Task to carry out:
Write out the whole listing, matching it exactly.

- - - - - - -

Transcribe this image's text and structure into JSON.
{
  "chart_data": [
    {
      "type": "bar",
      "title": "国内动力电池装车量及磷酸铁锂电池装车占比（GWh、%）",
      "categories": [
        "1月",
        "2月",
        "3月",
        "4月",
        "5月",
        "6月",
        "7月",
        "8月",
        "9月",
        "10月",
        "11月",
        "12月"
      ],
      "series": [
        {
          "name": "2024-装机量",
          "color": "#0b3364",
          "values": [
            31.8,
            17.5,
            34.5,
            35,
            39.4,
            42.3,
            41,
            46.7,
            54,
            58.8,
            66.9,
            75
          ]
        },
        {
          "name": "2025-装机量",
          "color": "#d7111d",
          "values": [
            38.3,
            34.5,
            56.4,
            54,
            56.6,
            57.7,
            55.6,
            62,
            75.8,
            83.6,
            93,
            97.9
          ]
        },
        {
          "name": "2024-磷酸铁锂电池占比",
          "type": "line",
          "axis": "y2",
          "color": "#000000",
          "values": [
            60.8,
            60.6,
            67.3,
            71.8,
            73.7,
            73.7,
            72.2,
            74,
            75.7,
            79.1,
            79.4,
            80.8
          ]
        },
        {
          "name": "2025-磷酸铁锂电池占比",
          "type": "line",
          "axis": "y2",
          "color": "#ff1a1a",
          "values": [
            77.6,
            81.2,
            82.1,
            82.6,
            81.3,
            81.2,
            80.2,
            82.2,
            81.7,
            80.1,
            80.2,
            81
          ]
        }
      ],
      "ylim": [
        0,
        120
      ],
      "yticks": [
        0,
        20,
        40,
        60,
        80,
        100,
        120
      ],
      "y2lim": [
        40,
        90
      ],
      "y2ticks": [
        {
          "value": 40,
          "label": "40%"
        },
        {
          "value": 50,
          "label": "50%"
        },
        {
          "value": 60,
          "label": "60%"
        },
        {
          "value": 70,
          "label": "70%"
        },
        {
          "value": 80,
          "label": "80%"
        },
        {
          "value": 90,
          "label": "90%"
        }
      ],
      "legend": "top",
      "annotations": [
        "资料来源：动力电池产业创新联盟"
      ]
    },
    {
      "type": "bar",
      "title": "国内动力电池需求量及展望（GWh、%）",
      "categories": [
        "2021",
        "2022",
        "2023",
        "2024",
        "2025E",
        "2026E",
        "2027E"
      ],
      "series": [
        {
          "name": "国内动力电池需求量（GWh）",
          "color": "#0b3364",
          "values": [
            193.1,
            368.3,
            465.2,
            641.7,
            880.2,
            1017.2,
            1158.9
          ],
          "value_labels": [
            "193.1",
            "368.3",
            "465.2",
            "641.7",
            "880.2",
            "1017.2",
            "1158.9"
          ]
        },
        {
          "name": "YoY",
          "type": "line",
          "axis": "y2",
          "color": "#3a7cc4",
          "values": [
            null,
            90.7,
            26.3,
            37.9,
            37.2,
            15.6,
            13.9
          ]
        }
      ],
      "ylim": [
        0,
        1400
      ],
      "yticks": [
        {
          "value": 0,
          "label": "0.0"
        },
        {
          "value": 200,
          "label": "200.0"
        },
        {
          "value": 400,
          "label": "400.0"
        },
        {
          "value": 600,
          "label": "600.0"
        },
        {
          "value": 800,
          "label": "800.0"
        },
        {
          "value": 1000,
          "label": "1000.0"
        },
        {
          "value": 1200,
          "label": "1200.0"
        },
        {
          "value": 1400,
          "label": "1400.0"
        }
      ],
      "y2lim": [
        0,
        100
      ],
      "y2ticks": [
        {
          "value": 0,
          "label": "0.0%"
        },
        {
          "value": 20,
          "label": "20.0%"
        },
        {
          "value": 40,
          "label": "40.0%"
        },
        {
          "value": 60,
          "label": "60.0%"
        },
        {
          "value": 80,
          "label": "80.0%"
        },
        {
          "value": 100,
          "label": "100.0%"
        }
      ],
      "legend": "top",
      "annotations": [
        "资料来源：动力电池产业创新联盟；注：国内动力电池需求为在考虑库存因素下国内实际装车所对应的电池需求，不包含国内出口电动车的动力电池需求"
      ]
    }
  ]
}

- - - - - - -

The solution:
Transcribe this image's text and structure into JSON.
{
  "chart_data": [
    {
      "type": "bar",
      "title": "国内动力电池装车量及磷酸铁锂电池装车占比（GWh、%）",
      "categories": [
        "1月",
        "2月",
        "3月",
        "4月",
        "5月",
        "6月",
        "7月",
        "8月",
        "9月",
        "10月",
        "11月",
        "12月"
      ],
      "series": [
        {
          "name": "2024-装机量",
          "color": "#0b3364",
          "values": [
            31.8,
            17.5,
            34.5,
            35,
            39.4,
            42.3,
            41,
            46.7,
            54,
            58.8,
            66.9,
            75
          ]
        },
        {
          "name": "2025-装机量",
          "color": "#d7111d",
          "values": [
            38.3,
            34.5,
            56.4,
            54,
            56.6,
            57.7,
            55.6,
            62,
            75.8,
            83.6,
            93,
            97.9
          ]
        },
        {
          "name": "2024-磷酸铁锂电池占比",
          "type": "line",
          "axis": "y2",
          "color": "#000000",
          "values": [
            60.8,
            60.6,
            67.3,
            71.8,
            73.7,
            73.7,
            72.2,
            74,
            75.7,
            79.1,
            79.4,
            80.8
          ]
        },
        {
          "name": "2025-磷酸铁锂电池占比",
          "type": "line",
          "axis": "y2",
          "color": "#ff1a1a",
          "values": [
            77.6,
            81.2,
            82.1,
            82.6,
            81.3,
            81.2,
            80.2,
            82.2,
            81.7,
            80.1,
            80.2,
            81
          ]
        }
      ],
      "ylim": [
        0,
        120
      ],
      "yticks": [
        0,
        20,
        40,
        60,
        80,
        100,
        120
      ],
      "y2lim": [
        40,
        90
      ],
      "y2ticks": [
        {
          "value": 40,
          "label": "40%"
        },
        {
          "value": 50,
          "label": "50%"
        },
        {
          "value": 60,
          "label": "60%"
        },
        {
          "value": 70,
          "label": "70%"
        },
        {
          "value": 80,
          "label": "80%"
        },
        {
          "value": 90,
          "label": "90%"
        }
      ],
      "legend": "top",
      "annotations": [
        "资料来源：动力电池产业创新联盟"
      ]
    },
    {
      "type": "bar",
      "title": "国内动力电池需求量及展望（GWh、%）",
      "categories": [
        "2021",
        "2022",
        "2023",
        "2024",
        "2025E",
        "2026E",
        "2027E"
      ],
      "series": [
        {
          "name": "国内动力电池需求量（GWh）",
          "color": "#0b3364",
          "values": [
            193.1,
            368.3,
            465.2,
            641.7,
            880.2,
            1017.2,
            1158.9
          ],
          "value_labels": [
            "193.1",
            "368.3",
            "465.2",
            "641.7",
            "880.2",
            "1017.2",
            "1158.9"
          ]
        },
        {
          "name": "YoY",
          "type": "line",
          "axis": "y2",
          "color": "#3a7cc4",
          "values": [
            null,
            90.7,
            26.3,
            37.9,
            37.2,
            15.6,
            13.9
          ]
        }
      ],
      "ylim": [
        0,
        1400
      ],
      "yticks": [
        {
          "value": 0,
          "label": "0.0"
        },
        {
          "value": 200,
          "label": "200.0"
        },
        {
          "value": 400,
          "label": "400.0"
        },
        {
          "value": 600,
          "label": "600.0"
        },
        {
          "value": 800,
          "label": "800.0"
        },
        {
          "value": 1000,
          "label": "1000.0"
        },
        {
          "value": 1200,
          "label": "1200.0"
        },
        {
          "value": 1400,
          "label": "1400.0"
        }
      ],
      "y2lim": [
        0,
        100
      ],
      "y2ticks": [
        {
          "value": 0,
          "label": "0.0%"
        },
        {
          "value": 20,
          "label": "20.0%"
        },
        {
          "value": 40,
          "label": "40.0%"
        },
        {
          "value": 60,
          "label": "60.0%"
        },
        {
          "value": 80,
          "label": "80.0%"
        },
        {
          "value": 100,
          "label": "100.0%"
        }
      ],
      "legend": "top",
      "annotations": [
        "资料来源：动力电池产业创新联盟；注：国内动力电池需求为在考虑库存因素下国内实际装车所对应的电池需求，不包含国内出口电动车的动力电池需求"
      ]
    }
  ]
}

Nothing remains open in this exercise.